GIVEN EXERCISE
From the listing, collect all lines containing the word "的全部权和使用权".

DATA TO USE
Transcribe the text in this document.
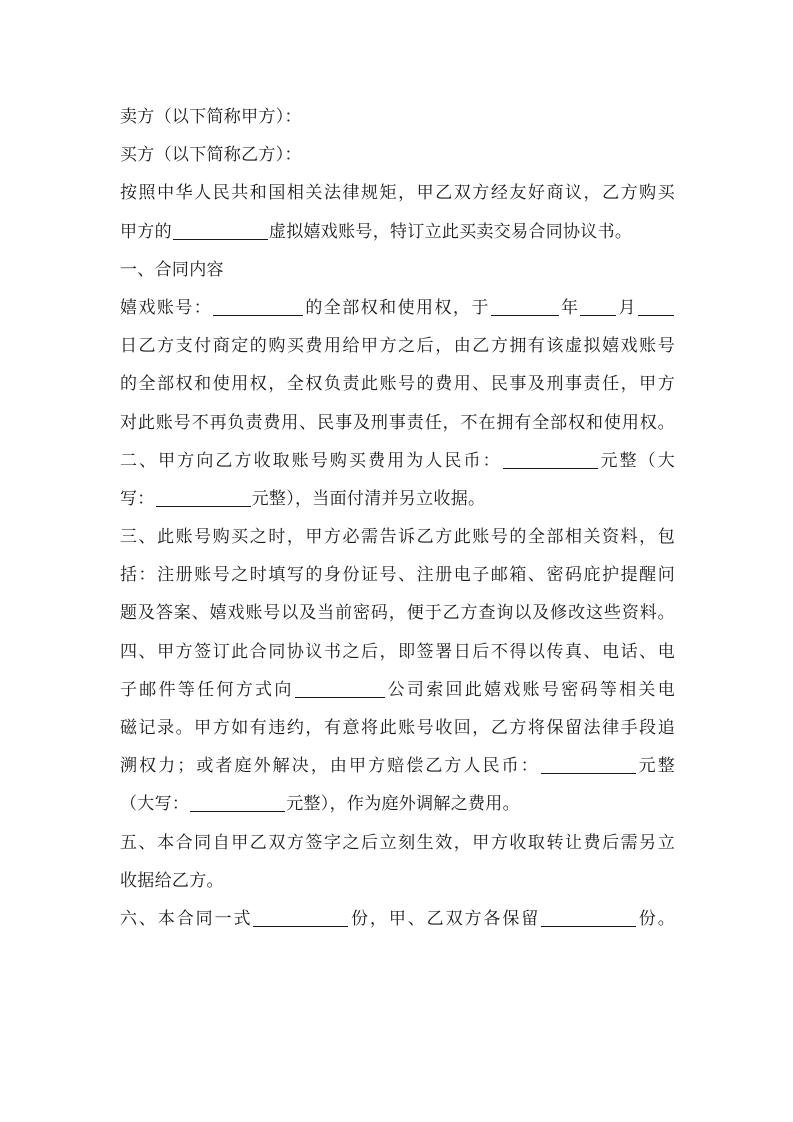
卖方（以下简称甲方）：
买方（以下简称乙方）：
按照中华人民共和国相关法律规矩，甲乙双方经友好商议，乙方购买
甲方的	虚拟嬉戏账号，特订立此买卖交易合同协议书。
一、合同内容
嬉戏账号：	的全部权和使用权，于	年 月
日乙方支付商定的购买费用给甲方之后，由乙方拥有该虚拟嬉戏账号
的全部权和使用权，全权负责此账号的费用、民事及刑事责任，甲方
对此账号不再负责费用、民事及刑事责任，不在拥有全部权和使用权。
二、甲方向乙方收取账号购买费用为人民币：	元整（大
写：	元整），当面付清并另立收据。
三、此账号购买之时，甲方必需告诉乙方此账号的全部相关资料，包
括：注册账号之时填写的身份证号、注册电子邮箱、密码庇护提醒问
题及答案、嬉戏账号以及当前密码，便于乙方查询以及修改这些资料。
四、甲方签订此合同协议书之后，即签署日后不得以传真、电话、电
子邮件等任何方式向	公司索回此嬉戏账号密码等相关电
磁记录。甲方如有违约，有意将此账号收回，乙方将保留法律手段追
溯权力；或者庭外解决，由甲方赔偿乙方人民币：	元整
（大写：	元整），作为庭外调解之费用。
五、本合同自甲乙双方签字之后立刻生效，甲方收取转让费后需另立
收据给乙方。
六、本合同一式	份，甲、乙双方各保留	份。
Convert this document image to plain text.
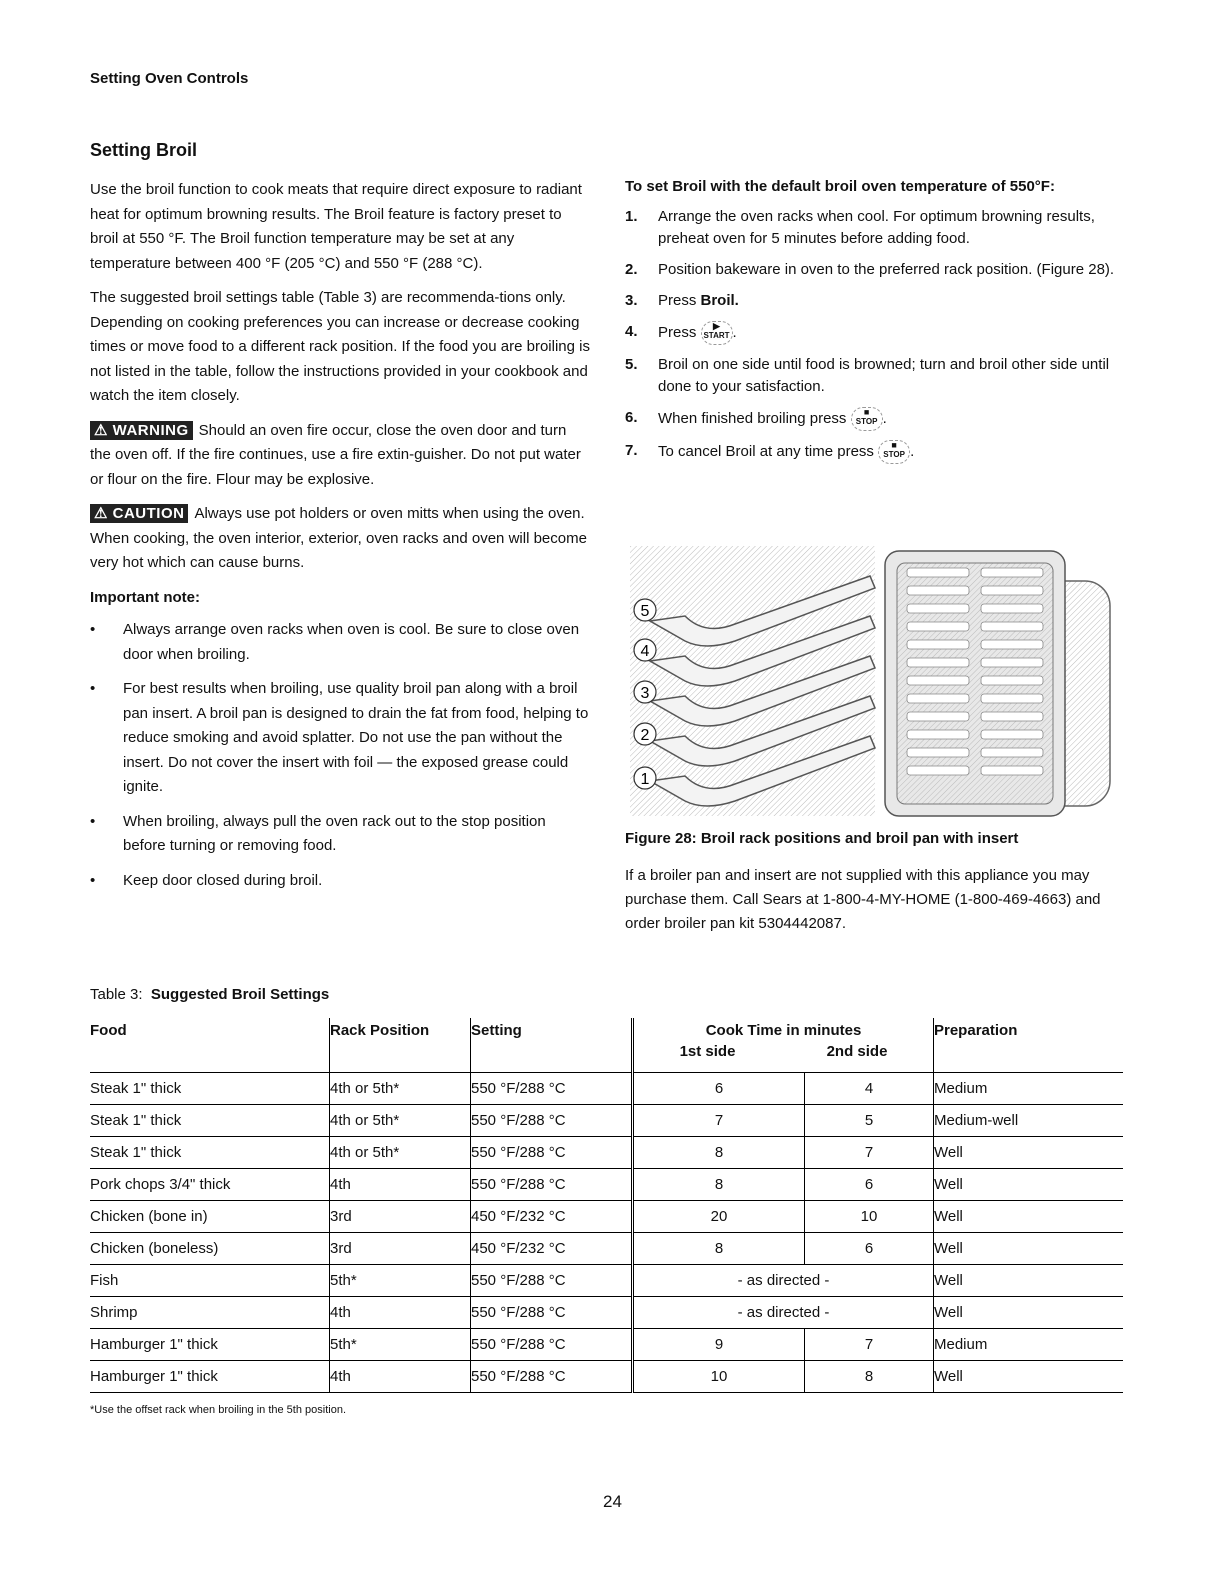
Setting Oven Controls
Setting Broil

Use the broil function to cook meats that require direct exposure to radiant heat for optimum browning results. The Broil feature is factory preset to broil at 550 °F. The Broil function temperature may be set at any temperature between 400 °F (205 °C) and 550 °F (288 °C).

The suggested broil settings table (Table 3) are recommenda-tions only. Depending on cooking preferences you can increase or decrease cooking times or move food to a different rack position. If the food you are broiling is not listed in the table, follow the instructions provided in your cookbook and watch the item closely.

⚠ WARNING Should an oven fire occur, close the oven door and turn the oven off. If the fire continues, use a fire extin-guisher. Do not put water or flour on the fire. Flour may be explosive.

⚠ CAUTION Always use pot holders or oven mitts when using the oven. When cooking, the oven interior, exterior, oven racks and oven will become very hot which can cause burns.

Important note:
• Always arrange oven racks when oven is cool. Be sure to close oven door when broiling.
• For best results when broiling, use quality broil pan along with a broil pan insert. A broil pan is designed to drain the fat from food, helping to reduce smoking and avoid splatter. Do not use the pan without the insert. Do not cover the insert with foil — the exposed grease could ignite.
• When broiling, always pull the oven rack out to the stop position before turning or removing food.
• Keep door closed during broil.
To set Broil with the default broil oven temperature of 550°F:
1. Arrange the oven racks when cool. For optimum browning results, preheat oven for 5 minutes before adding food.
2. Position bakeware in oven to the preferred rack position. (Figure 28).
3. Press Broil.
4. Press	▶
START .
5. Broil on one side until food is browned; turn and broil other side until done to your satisfaction.
6. When finished broiling press	■
STOP .
7. To cancel Broil at any time press	■
STOP .
5
4
3
2
1
Figure 28: Broil rack positions and broil pan with insert
If a broiler pan and insert are not supplied with this appliance you may purchase them. Call Sears at 1-800-4-MY-HOME (1-800-469-4663) and order broiler pan kit 5304442087.
Table 3: Suggested Broil Settings
Food	Rack Position	Setting	Cook Time in minutes
1st side 2nd side		Preparation
Steak 1" thick	4th or 5th*	550 °F/288 °C	6	4	Medium
Steak 1" thick	4th or 5th*	550 °F/288 °C	7	5	Medium-well
Steak 1" thick	4th or 5th*	550 °F/288 °C	8	7	Well
Pork chops 3/4" thick	4th	550 °F/288 °C	8	6	Well
Chicken (bone in)	3rd	450 °F/232 °C	20	10	Well
Chicken (boneless)	3rd	450 °F/232 °C	8	6	Well
Fish	5th*	550 °F/288 °C	- as directed -		Well
Shrimp	4th	550 °F/288 °C	- as directed -		Well
Hamburger 1" thick	5th*	550 °F/288 °C	9	7	Medium
Hamburger 1" thick	4th	550 °F/288 °C	10	8	Well
*Use the offset rack when broiling in the 5th position.
24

FINAL RESULT
嬉戏账号：	的全部权和使用权，于	年 月
的全部权和使用权，全权负责此账号的费用、民事及刑事责任，甲方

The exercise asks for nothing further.